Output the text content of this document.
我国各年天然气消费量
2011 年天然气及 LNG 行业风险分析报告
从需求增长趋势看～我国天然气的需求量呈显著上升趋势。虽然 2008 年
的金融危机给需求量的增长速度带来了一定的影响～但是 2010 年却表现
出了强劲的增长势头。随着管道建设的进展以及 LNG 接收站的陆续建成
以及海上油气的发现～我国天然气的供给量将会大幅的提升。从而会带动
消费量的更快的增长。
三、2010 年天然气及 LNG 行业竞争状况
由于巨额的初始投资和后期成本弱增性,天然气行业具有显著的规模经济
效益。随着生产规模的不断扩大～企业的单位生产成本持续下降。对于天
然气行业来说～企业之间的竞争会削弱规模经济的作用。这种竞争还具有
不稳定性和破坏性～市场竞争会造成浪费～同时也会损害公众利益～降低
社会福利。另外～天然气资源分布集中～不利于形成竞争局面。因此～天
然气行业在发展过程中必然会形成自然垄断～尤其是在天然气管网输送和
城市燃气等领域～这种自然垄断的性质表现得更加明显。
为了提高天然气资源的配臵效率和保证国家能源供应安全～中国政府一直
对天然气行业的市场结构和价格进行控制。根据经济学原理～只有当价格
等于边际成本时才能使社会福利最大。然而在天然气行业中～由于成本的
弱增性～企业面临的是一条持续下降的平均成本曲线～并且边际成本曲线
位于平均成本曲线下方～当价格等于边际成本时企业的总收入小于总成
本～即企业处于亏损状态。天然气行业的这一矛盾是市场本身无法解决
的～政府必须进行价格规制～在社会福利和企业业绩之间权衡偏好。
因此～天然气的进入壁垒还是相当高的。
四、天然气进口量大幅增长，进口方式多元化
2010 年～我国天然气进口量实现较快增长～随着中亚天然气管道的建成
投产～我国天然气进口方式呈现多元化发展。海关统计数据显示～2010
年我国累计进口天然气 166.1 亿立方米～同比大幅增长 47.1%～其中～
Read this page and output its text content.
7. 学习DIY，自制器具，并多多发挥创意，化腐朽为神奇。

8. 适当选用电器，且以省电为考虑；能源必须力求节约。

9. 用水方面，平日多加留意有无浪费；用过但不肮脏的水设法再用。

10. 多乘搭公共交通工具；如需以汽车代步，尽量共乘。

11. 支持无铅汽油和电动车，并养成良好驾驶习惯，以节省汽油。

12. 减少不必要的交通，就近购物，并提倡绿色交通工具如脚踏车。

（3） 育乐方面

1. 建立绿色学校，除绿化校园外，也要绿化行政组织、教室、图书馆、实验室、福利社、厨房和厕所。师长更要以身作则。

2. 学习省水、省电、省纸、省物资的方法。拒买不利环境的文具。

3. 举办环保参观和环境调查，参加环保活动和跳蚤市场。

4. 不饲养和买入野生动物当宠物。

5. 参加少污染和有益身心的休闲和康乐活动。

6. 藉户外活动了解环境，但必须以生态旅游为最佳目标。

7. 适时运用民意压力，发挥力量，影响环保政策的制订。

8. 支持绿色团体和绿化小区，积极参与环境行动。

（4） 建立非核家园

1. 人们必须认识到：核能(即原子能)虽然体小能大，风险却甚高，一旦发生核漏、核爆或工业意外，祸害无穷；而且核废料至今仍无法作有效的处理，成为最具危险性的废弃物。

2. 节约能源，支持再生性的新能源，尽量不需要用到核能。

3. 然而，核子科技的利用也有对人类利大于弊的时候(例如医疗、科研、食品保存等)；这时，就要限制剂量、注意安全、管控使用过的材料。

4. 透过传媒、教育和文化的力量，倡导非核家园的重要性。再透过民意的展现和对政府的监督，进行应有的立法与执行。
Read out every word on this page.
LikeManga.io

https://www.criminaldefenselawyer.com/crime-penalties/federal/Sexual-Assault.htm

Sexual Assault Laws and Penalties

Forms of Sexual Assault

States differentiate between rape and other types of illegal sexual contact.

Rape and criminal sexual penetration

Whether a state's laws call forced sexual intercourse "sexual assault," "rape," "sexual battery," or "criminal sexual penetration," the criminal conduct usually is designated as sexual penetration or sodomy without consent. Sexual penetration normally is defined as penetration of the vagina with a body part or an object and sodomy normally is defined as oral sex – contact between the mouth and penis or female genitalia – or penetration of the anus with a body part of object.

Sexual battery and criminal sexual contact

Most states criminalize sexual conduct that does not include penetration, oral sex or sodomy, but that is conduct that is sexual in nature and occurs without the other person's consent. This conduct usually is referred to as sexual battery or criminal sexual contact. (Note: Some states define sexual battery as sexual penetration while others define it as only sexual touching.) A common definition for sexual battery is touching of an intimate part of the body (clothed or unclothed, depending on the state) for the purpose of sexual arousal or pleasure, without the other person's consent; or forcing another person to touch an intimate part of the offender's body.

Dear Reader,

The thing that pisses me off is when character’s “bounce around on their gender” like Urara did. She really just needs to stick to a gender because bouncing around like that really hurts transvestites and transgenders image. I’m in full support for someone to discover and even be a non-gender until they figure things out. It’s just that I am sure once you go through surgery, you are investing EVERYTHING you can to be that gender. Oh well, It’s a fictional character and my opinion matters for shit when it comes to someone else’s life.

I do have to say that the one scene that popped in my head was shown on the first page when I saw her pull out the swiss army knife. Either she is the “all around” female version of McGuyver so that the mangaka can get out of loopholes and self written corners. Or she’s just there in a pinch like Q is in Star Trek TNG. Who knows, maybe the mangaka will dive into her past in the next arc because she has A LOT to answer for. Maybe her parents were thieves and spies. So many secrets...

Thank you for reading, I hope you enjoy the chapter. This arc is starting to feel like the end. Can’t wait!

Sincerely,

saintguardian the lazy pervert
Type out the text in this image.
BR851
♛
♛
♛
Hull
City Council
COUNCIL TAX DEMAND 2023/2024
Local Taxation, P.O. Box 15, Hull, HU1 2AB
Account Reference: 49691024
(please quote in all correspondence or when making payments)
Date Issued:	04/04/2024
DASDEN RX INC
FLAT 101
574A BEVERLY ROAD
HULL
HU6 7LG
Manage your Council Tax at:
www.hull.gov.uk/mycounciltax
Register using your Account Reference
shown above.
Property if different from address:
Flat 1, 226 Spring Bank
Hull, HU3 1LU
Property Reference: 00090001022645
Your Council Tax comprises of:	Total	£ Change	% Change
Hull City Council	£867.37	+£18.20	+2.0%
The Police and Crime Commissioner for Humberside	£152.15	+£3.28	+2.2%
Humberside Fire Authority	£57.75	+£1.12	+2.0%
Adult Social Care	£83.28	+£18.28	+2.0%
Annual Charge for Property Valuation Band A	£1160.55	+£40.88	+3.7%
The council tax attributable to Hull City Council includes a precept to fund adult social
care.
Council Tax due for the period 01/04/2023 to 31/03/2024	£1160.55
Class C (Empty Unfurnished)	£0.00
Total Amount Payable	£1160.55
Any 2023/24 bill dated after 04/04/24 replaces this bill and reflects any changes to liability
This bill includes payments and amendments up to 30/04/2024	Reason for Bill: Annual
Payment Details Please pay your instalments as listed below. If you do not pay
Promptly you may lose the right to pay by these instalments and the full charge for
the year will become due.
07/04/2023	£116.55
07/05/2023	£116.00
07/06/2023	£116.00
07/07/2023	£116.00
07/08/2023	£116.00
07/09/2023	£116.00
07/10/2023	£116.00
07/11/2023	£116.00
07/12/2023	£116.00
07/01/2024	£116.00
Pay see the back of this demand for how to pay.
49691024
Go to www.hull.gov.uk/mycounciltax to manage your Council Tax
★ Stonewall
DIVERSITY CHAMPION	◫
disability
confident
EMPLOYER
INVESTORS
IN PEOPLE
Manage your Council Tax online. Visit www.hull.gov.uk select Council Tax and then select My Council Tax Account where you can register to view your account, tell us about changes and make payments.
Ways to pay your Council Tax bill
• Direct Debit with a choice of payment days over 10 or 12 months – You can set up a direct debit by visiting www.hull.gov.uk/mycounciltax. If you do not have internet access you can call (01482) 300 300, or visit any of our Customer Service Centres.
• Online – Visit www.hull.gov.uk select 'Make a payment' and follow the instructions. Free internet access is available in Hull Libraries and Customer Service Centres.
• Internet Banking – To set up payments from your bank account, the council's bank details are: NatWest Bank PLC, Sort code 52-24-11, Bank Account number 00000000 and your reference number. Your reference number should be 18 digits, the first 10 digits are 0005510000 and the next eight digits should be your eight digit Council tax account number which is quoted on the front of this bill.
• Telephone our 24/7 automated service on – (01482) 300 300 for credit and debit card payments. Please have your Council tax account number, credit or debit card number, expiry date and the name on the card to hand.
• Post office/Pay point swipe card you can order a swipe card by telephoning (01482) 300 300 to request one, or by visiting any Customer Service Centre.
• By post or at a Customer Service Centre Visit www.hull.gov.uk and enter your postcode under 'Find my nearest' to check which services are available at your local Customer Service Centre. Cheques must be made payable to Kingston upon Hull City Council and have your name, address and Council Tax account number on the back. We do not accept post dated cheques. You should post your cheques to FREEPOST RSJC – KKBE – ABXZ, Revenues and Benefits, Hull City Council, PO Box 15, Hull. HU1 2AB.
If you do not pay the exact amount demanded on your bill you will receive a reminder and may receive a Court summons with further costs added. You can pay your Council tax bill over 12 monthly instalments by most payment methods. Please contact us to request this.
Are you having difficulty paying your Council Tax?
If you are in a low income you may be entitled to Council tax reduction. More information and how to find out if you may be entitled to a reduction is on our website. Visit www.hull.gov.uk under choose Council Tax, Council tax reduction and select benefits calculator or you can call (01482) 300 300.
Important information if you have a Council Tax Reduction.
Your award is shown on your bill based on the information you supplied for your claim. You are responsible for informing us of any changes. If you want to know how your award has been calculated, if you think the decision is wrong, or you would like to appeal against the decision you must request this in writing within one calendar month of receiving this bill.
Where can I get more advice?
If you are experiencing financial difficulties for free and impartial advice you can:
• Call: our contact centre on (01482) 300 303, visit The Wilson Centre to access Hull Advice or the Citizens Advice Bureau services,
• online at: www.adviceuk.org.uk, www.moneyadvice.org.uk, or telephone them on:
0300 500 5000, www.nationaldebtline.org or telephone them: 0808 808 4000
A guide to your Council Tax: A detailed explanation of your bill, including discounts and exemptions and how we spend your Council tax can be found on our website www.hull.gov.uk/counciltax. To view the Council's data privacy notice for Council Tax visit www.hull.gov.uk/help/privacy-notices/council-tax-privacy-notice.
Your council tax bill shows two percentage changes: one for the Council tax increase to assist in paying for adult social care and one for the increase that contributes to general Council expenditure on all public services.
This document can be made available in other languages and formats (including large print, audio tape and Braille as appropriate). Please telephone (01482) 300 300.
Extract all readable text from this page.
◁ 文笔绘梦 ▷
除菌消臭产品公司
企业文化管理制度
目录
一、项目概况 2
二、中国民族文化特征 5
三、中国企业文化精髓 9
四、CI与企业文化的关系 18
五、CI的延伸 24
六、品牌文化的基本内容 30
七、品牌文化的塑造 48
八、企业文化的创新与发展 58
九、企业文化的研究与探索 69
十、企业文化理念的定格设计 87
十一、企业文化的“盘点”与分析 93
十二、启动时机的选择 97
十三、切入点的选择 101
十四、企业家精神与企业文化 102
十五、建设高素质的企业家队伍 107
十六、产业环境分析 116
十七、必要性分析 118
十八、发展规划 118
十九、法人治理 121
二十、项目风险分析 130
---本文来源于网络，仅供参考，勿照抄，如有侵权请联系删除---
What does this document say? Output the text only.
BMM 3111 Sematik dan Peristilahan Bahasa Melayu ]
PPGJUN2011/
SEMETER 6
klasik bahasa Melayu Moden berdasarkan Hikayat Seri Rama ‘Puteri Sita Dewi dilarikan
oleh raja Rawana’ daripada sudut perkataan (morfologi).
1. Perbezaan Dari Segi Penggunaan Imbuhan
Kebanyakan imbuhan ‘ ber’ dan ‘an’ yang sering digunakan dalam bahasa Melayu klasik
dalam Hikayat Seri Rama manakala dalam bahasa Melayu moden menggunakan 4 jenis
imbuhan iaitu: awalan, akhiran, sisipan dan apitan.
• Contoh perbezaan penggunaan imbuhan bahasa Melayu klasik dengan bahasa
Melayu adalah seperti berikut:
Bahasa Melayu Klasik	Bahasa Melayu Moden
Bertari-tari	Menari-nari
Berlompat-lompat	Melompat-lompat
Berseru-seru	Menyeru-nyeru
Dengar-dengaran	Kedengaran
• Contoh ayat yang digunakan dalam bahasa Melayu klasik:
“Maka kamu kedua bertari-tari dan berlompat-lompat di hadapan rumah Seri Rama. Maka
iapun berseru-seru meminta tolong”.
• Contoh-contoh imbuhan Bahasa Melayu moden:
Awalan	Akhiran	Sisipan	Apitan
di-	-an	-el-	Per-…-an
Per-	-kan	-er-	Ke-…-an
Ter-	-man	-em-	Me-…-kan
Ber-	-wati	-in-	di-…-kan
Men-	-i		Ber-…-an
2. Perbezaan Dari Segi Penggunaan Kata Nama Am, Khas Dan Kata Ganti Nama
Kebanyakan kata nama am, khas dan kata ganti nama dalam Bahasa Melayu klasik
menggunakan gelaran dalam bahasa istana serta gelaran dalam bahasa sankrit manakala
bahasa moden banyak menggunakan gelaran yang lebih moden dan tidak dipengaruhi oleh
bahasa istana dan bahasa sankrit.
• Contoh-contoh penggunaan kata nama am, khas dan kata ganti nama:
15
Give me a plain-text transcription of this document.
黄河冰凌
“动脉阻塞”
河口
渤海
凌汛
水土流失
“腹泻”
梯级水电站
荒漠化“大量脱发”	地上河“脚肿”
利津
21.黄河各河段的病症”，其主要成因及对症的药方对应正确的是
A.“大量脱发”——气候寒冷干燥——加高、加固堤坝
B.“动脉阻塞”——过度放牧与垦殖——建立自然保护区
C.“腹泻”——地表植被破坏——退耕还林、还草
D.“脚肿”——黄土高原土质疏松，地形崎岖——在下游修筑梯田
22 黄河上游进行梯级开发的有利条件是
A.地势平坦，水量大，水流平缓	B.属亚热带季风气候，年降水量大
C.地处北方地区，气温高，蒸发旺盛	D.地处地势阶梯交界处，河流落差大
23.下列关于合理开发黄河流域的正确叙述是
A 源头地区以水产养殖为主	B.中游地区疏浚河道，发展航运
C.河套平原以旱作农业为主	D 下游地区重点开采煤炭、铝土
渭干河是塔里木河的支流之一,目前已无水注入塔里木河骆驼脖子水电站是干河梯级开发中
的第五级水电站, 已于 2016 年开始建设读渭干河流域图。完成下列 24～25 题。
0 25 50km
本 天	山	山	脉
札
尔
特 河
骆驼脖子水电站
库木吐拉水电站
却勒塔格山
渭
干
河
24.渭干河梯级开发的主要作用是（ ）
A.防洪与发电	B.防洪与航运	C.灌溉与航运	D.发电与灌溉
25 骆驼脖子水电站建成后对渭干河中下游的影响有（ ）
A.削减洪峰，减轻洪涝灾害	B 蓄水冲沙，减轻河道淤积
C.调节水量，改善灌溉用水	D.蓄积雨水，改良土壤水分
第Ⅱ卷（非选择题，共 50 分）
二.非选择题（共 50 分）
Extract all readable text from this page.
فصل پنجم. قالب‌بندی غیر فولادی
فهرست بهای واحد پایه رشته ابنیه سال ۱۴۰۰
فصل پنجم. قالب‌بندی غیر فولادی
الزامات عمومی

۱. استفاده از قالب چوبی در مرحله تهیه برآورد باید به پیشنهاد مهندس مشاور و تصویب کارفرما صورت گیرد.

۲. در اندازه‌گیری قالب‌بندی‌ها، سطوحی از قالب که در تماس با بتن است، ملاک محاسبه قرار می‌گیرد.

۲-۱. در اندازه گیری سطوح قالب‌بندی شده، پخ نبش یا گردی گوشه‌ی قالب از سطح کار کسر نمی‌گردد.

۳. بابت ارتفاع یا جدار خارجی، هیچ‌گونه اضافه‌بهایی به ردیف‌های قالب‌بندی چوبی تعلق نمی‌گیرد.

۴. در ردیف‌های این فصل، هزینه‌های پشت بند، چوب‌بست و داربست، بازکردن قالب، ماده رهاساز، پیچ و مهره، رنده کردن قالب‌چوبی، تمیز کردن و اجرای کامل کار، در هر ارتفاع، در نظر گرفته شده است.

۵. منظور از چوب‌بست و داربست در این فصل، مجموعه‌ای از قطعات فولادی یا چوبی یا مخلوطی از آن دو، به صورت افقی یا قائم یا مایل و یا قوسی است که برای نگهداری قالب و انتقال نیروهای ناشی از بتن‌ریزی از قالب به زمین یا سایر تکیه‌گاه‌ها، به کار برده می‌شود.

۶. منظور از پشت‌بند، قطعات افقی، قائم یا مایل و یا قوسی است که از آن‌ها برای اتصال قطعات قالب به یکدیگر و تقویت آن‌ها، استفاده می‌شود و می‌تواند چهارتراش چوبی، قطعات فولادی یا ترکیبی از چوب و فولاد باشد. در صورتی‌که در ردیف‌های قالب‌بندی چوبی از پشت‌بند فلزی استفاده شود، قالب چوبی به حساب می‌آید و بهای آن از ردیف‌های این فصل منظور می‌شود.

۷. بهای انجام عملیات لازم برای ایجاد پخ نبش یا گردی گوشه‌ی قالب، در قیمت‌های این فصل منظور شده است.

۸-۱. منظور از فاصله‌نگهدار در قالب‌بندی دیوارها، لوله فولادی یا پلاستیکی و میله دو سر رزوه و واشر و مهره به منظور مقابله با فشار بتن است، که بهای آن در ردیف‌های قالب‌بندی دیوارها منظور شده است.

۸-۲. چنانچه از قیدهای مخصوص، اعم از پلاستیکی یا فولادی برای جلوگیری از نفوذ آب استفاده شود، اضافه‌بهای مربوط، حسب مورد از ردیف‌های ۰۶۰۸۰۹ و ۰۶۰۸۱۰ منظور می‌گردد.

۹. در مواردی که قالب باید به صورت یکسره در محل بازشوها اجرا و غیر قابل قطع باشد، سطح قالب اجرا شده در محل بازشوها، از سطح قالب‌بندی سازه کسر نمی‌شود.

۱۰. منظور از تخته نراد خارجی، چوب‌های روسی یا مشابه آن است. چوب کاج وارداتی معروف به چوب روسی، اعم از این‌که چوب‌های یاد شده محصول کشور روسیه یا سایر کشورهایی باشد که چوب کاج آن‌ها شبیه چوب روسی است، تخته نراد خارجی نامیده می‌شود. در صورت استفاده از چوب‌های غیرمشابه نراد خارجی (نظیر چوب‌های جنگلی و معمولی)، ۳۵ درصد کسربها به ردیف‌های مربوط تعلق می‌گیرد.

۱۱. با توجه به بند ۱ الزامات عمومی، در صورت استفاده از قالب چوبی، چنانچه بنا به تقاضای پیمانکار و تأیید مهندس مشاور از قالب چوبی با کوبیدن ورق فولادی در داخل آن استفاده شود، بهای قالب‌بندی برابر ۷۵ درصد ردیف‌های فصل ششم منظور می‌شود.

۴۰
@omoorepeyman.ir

+++

_TASK REQUIREMENTS:_ From the listing, copy each line containing the word "them".

_OUTPUT OF THE TASK:_
• online at: www.adviceuk.org.uk, www.moneyadvice.org.uk, or telephone them on:
0300 500 5000, www.nationaldebtline.org or telephone them: 0808 808 4000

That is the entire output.